* **Stated goal**
Wherever a line below holds the word "waveform", copy that line.

□ □ □ □ □

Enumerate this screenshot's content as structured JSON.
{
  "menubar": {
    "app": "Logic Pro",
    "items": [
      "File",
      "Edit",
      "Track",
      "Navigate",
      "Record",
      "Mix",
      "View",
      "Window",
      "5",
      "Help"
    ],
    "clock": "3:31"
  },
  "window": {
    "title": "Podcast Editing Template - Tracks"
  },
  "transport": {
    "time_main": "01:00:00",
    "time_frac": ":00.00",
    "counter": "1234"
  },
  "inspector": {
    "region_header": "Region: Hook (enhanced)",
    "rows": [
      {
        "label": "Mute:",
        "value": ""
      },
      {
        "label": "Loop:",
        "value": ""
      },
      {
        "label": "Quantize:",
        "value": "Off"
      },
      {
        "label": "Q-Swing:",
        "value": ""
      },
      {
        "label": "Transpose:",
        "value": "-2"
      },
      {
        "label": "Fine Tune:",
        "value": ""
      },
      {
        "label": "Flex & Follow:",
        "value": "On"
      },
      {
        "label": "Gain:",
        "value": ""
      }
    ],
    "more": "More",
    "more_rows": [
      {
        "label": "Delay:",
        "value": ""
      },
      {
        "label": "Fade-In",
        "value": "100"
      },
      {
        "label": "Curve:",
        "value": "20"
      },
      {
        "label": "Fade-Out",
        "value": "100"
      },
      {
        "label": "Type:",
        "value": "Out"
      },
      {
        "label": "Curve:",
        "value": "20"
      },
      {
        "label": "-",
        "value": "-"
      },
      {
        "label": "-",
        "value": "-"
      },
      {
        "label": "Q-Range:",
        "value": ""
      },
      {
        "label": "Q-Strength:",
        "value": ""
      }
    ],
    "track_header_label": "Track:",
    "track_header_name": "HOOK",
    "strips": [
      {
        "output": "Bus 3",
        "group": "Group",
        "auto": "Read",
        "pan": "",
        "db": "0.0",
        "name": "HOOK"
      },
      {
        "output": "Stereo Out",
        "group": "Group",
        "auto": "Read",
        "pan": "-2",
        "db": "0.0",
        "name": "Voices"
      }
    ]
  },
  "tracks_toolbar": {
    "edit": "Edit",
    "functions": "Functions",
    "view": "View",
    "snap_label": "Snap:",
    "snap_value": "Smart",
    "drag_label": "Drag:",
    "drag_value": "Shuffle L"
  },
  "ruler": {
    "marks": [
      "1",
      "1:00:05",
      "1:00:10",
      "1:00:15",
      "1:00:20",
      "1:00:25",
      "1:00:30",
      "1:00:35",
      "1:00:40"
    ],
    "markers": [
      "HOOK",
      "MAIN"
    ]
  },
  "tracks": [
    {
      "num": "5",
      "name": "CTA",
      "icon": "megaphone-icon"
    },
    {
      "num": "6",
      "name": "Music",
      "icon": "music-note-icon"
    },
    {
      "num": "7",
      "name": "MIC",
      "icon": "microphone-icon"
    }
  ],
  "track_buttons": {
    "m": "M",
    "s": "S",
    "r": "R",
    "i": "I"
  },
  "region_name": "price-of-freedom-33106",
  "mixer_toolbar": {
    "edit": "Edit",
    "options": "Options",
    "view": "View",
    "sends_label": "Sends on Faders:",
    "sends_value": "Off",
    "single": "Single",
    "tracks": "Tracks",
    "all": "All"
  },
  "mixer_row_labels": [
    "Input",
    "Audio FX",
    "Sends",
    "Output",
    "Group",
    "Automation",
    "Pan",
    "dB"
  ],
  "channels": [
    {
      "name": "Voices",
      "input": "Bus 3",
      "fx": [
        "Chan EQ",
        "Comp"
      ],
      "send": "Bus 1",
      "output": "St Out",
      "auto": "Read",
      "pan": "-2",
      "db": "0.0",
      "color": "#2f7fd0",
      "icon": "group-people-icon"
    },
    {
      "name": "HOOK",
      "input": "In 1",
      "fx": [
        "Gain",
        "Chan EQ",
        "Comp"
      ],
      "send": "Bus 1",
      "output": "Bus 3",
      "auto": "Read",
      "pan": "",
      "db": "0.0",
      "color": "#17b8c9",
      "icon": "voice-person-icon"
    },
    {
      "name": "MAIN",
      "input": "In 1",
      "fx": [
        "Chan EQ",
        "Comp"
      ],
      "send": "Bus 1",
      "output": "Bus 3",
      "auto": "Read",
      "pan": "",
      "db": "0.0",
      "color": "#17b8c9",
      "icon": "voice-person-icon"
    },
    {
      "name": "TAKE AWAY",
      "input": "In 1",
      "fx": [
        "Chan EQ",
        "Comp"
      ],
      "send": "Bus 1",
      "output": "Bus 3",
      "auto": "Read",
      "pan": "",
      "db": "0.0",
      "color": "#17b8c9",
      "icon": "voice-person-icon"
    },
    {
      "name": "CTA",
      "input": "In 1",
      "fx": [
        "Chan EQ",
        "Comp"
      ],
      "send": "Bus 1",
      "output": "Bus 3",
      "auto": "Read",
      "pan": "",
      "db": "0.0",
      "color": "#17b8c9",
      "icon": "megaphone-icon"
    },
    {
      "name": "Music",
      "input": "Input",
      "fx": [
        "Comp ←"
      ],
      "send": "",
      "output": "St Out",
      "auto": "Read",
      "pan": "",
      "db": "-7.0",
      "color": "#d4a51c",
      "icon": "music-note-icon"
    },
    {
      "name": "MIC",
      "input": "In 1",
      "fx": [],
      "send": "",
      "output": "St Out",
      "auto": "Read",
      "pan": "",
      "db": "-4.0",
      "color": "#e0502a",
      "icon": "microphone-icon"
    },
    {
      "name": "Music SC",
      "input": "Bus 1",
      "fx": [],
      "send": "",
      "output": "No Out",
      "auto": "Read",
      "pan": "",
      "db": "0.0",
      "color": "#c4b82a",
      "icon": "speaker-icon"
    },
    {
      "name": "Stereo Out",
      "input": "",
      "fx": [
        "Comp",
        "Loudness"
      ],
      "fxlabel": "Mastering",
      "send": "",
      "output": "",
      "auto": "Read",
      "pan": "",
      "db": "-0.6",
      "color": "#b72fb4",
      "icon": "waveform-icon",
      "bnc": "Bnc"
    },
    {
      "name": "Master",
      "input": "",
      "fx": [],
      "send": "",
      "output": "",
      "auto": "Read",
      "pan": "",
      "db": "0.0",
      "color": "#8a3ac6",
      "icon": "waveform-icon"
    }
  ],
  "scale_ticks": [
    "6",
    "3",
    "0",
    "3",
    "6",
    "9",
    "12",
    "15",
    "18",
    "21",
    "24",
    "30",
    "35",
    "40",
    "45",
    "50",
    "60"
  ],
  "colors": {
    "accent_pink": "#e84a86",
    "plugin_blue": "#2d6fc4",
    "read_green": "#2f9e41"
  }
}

□ □ □ □ □

* **Written solution**
      "icon": "waveform-icon",
      "icon": "waveform-icon"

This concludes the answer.